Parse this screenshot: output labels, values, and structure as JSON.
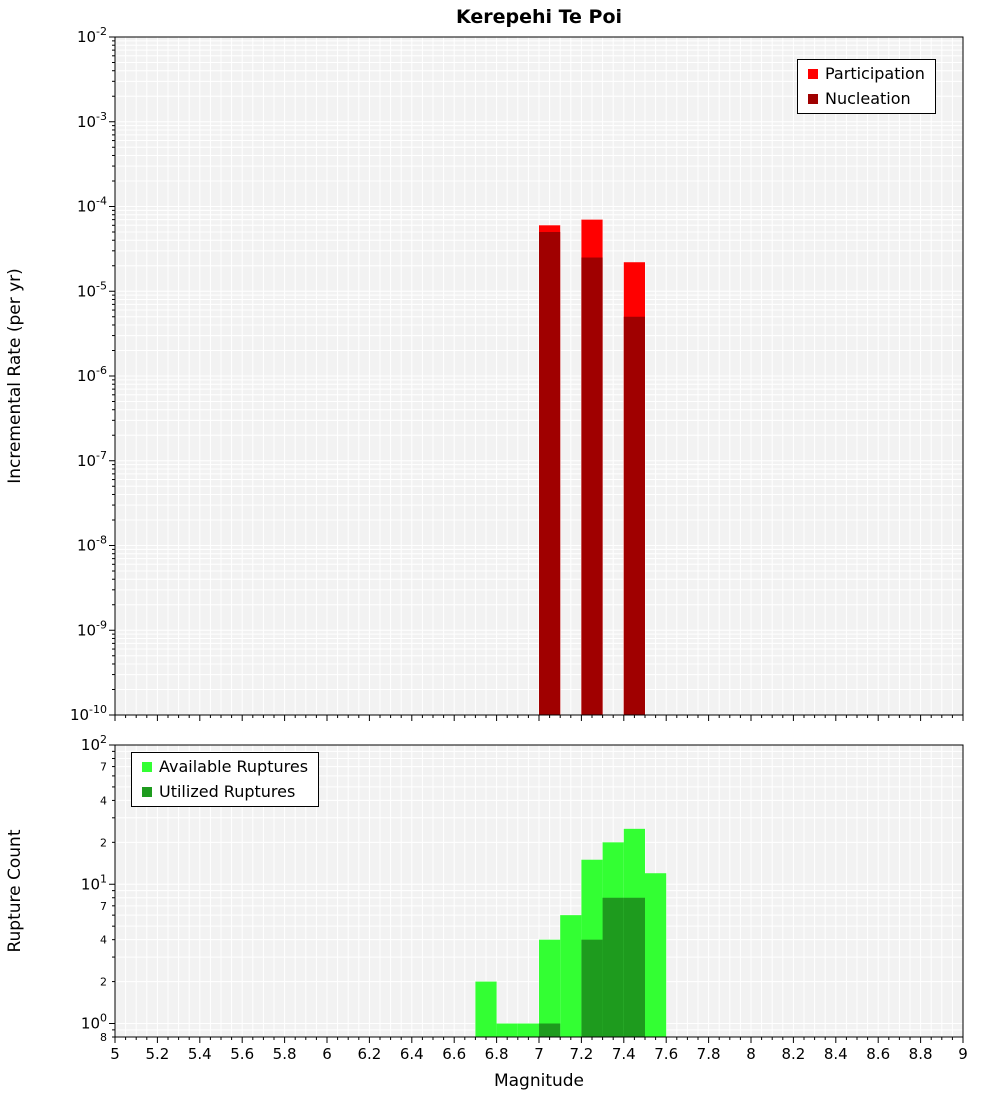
{
  "title": "Kerepehi Te Poi",
  "axes": {
    "x_label": "Magnitude",
    "top_y_label": "Incremental Rate (per yr)",
    "bottom_y_label": "Rupture Count"
  },
  "legend_top": {
    "participation": "Participation",
    "nucleation": "Nucleation"
  },
  "legend_bottom": {
    "available": "Available Ruptures",
    "utilized": "Utilized Ruptures"
  },
  "colors": {
    "participation": "#ff0000",
    "nucleation": "#a00000",
    "available": "#33ff33",
    "utilized": "#1e9b1e",
    "plot_background": "#f2f2f2",
    "grid": "#ffffff",
    "axis": "#000000"
  },
  "x_tick_labels": [
    "5",
    "5.2",
    "5.4",
    "5.6",
    "5.8",
    "6",
    "6.2",
    "6.4",
    "6.6",
    "6.8",
    "7",
    "7.2",
    "7.4",
    "7.6",
    "7.8",
    "8",
    "8.2",
    "8.4",
    "8.6",
    "8.8",
    "9"
  ],
  "y_ticks_top": [
    {
      "v": 0.01,
      "exp": "-2"
    },
    {
      "v": 0.001,
      "exp": "-3"
    },
    {
      "v": 0.0001,
      "exp": "-4"
    },
    {
      "v": 1e-05,
      "exp": "-5"
    },
    {
      "v": 1e-06,
      "exp": "-6"
    },
    {
      "v": 1e-07,
      "exp": "-7"
    },
    {
      "v": 1e-08,
      "exp": "-8"
    },
    {
      "v": 1e-09,
      "exp": "-9"
    },
    {
      "v": 1e-10,
      "exp": "-10"
    }
  ],
  "y_ticks_bottom": [
    {
      "v": 100,
      "exp": "2"
    },
    {
      "v": 70,
      "m": "7"
    },
    {
      "v": 40,
      "m": "4"
    },
    {
      "v": 20,
      "m": "2"
    },
    {
      "v": 10,
      "exp": "1"
    },
    {
      "v": 7,
      "m": "7"
    },
    {
      "v": 4,
      "m": "4"
    },
    {
      "v": 2,
      "m": "2"
    },
    {
      "v": 1,
      "exp": "0"
    },
    {
      "v": 0.8,
      "m": "8"
    }
  ],
  "chart_data": [
    {
      "type": "bar",
      "name": "incremental-rate",
      "title": "Kerepehi Te Poi",
      "xlabel": "Magnitude",
      "ylabel": "Incremental Rate (per yr)",
      "yscale": "log",
      "xlim": [
        5,
        9
      ],
      "ylim": [
        1e-10,
        0.01
      ],
      "bar_width": 0.1,
      "x": [
        7.05,
        7.25,
        7.45
      ],
      "series": [
        {
          "name": "Participation",
          "color": "#ff0000",
          "values": [
            6e-05,
            7e-05,
            2.2e-05
          ]
        },
        {
          "name": "Nucleation",
          "color": "#a00000",
          "values": [
            5e-05,
            2.5e-05,
            5e-06
          ]
        }
      ],
      "legend_position": "top-right",
      "grid": true
    },
    {
      "type": "bar",
      "name": "rupture-count",
      "xlabel": "Magnitude",
      "ylabel": "Rupture Count",
      "yscale": "log",
      "xlim": [
        5,
        9
      ],
      "ylim": [
        0.8,
        100
      ],
      "bar_width": 0.1,
      "x": [
        6.75,
        6.85,
        6.95,
        7.05,
        7.15,
        7.25,
        7.35,
        7.45,
        7.55
      ],
      "series": [
        {
          "name": "Available Ruptures",
          "color": "#33ff33",
          "values": [
            2,
            1,
            1,
            4,
            6,
            15,
            20,
            25,
            12
          ]
        },
        {
          "name": "Utilized Ruptures",
          "color": "#1e9b1e",
          "values": [
            0,
            0,
            0,
            1,
            0,
            4,
            8,
            8,
            0
          ]
        }
      ],
      "legend_position": "top-left",
      "grid": true
    }
  ]
}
---+---
> Given task: Look over the records above and copy each line that includes the string "name".

> Final answer:
      "name": "incremental-rate",
          "name": "Participation",
          "name": "Nucleation",
      "name": "rupture-count",
          "name": "Available Ruptures",
          "name": "Utilized Ruptures",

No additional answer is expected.